> **WORK TO COMPLETE**
Work out the number of lines in the listing that include the string "Cooper". Reply with that number alone.

> **RECORD EXCERPTS**

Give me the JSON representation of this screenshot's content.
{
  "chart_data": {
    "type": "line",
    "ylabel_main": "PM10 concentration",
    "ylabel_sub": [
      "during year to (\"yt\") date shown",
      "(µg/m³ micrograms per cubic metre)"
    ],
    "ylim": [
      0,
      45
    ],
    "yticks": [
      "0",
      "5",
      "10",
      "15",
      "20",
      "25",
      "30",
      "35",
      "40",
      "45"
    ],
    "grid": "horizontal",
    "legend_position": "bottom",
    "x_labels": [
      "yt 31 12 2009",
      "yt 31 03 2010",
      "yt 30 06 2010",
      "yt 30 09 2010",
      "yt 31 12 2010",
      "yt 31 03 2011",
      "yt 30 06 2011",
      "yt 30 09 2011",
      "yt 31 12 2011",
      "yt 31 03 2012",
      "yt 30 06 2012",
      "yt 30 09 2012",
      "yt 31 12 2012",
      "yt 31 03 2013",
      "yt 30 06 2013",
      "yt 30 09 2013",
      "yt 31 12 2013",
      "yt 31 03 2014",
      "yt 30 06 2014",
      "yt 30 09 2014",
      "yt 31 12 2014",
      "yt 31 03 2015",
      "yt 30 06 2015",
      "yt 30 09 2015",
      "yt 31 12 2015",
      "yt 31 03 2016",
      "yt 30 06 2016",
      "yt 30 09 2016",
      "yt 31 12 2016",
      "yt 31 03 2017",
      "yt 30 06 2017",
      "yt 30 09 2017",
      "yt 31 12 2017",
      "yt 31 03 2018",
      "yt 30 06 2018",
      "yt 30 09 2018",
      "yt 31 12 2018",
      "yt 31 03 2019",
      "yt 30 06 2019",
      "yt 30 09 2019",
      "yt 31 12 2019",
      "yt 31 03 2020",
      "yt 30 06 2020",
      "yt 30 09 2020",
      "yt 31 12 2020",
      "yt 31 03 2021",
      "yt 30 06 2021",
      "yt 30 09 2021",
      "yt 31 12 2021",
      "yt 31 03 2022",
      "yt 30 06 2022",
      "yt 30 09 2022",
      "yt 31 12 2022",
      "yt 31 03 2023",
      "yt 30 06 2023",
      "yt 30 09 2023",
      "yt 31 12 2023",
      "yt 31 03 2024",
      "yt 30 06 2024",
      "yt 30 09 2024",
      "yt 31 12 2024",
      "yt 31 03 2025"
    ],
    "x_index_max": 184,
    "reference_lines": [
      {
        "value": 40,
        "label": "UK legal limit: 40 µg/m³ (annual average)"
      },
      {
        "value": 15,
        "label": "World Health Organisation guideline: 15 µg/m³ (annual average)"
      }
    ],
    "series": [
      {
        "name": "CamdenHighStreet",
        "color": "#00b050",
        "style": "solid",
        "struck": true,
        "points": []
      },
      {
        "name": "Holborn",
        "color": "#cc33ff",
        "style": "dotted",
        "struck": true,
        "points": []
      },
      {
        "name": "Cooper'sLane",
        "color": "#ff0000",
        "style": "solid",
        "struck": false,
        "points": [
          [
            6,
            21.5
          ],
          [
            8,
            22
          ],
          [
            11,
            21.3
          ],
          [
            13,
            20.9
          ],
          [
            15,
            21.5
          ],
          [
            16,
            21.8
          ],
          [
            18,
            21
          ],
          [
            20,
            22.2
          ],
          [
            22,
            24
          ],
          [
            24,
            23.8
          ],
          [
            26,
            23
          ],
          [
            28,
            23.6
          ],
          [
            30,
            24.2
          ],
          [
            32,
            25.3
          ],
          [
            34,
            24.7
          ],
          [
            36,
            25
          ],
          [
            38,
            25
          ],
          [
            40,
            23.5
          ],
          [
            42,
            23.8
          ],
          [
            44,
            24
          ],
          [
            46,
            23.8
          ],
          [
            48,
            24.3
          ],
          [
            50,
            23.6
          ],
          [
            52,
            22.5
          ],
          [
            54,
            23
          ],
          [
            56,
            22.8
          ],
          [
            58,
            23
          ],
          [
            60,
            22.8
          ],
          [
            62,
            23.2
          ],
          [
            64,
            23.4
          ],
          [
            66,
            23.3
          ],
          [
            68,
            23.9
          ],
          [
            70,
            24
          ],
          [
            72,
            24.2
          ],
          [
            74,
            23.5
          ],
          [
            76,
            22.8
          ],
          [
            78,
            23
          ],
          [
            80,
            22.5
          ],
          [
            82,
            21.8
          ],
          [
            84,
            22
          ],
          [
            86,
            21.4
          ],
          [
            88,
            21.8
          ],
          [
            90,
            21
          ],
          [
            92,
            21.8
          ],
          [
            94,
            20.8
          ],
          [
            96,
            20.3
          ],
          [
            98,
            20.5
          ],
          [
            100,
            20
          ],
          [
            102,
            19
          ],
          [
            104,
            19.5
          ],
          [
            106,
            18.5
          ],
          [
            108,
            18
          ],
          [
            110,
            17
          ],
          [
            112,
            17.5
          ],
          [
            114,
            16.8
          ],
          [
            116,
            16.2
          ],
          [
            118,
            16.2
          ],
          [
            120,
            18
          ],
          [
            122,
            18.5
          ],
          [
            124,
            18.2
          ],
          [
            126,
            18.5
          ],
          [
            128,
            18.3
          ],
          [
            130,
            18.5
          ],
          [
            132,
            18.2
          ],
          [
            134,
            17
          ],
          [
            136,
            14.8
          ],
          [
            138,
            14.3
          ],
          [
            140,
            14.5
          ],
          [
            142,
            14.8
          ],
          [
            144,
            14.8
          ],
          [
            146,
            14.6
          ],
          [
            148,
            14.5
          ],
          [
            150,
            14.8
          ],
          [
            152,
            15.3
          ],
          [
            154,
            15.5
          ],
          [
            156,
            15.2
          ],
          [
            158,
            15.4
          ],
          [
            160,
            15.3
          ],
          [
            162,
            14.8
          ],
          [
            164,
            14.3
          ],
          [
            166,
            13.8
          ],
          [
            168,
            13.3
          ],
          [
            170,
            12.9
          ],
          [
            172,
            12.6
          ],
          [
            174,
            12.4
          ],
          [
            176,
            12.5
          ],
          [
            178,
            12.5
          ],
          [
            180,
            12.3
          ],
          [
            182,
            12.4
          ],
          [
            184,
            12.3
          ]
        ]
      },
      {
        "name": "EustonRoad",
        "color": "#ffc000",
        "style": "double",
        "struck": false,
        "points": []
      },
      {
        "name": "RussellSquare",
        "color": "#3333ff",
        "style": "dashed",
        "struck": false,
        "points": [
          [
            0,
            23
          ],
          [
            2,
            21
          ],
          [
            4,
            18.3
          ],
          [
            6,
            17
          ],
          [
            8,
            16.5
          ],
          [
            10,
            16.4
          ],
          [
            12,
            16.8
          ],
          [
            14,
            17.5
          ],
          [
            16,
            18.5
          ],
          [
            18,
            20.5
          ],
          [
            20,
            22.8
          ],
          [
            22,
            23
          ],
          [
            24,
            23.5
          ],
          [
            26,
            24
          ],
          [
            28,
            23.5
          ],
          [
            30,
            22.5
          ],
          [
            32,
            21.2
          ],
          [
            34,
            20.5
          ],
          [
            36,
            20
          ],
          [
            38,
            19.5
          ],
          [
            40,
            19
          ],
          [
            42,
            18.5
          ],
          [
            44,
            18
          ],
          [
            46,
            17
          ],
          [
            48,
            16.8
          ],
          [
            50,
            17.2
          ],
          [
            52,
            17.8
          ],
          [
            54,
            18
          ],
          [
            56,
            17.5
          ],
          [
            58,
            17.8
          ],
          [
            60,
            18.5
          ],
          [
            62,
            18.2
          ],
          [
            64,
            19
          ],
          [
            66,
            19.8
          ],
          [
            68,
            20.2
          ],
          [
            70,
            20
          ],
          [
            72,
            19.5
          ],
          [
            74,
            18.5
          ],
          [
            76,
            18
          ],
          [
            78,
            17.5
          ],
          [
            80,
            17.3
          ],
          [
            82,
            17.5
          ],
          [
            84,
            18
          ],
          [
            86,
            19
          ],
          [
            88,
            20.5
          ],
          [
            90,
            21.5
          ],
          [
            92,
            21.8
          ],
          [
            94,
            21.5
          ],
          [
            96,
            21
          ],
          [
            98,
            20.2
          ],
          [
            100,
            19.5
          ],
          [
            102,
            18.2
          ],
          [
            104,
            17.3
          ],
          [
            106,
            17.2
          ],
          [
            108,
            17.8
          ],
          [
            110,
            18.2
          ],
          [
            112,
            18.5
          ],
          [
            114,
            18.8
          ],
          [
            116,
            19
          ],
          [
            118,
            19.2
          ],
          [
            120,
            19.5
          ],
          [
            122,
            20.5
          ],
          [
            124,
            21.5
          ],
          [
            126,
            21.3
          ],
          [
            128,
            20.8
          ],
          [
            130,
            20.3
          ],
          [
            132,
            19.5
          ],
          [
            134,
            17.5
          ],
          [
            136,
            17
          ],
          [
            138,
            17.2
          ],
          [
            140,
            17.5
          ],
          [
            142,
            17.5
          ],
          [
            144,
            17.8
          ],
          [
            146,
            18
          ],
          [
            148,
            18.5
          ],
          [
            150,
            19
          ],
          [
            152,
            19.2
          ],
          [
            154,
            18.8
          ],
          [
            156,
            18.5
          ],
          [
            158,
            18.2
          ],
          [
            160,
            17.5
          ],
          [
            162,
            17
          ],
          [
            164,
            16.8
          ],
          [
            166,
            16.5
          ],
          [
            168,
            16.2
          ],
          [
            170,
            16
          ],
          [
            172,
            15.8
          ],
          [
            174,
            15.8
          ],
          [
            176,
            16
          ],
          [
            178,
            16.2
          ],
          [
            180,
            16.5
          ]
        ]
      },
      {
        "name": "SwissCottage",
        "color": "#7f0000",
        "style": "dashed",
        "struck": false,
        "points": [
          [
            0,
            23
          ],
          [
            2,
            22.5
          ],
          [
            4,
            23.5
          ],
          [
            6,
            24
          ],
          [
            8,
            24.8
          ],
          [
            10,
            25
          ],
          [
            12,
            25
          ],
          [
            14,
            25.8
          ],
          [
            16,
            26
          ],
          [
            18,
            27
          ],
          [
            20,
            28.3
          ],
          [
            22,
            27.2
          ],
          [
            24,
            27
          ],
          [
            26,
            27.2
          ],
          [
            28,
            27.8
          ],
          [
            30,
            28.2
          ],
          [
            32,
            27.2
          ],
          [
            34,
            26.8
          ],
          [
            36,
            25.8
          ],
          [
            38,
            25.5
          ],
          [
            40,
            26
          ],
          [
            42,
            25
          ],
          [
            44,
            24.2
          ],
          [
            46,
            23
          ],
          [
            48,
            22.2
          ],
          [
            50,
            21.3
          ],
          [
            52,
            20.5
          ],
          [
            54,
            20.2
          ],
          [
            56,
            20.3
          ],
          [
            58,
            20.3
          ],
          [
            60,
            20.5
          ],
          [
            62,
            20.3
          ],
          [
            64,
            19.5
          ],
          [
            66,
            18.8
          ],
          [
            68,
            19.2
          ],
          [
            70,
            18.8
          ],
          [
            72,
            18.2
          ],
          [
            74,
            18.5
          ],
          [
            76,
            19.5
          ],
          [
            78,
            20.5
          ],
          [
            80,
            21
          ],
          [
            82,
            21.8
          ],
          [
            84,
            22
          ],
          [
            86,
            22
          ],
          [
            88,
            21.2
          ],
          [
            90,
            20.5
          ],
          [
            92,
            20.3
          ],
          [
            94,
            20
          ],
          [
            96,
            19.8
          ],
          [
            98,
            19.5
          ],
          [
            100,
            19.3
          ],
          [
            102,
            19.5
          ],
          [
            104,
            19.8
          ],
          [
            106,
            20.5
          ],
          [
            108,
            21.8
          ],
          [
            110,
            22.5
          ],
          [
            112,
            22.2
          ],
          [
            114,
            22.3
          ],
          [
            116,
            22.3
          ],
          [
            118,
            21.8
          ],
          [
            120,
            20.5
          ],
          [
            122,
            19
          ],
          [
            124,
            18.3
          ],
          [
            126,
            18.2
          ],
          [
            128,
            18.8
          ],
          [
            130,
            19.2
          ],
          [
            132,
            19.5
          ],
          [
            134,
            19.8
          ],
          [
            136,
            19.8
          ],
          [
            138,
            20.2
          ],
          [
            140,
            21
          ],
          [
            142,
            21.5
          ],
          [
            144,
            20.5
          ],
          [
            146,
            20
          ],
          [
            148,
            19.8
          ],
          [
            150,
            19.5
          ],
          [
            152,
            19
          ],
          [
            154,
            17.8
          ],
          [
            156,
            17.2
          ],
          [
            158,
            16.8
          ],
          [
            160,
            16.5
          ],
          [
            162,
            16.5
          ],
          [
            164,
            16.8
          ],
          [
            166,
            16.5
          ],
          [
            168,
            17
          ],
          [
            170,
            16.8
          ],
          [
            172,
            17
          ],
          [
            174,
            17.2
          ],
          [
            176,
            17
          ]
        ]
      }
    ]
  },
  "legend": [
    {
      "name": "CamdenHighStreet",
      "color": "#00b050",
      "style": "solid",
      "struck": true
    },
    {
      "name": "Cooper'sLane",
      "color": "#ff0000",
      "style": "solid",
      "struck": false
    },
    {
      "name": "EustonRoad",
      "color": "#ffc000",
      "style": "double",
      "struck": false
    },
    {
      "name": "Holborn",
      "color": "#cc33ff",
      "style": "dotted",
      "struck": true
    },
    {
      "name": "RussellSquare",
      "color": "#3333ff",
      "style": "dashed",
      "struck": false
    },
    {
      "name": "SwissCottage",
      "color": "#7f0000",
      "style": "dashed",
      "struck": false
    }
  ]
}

> **EXERCISE RESULT**
2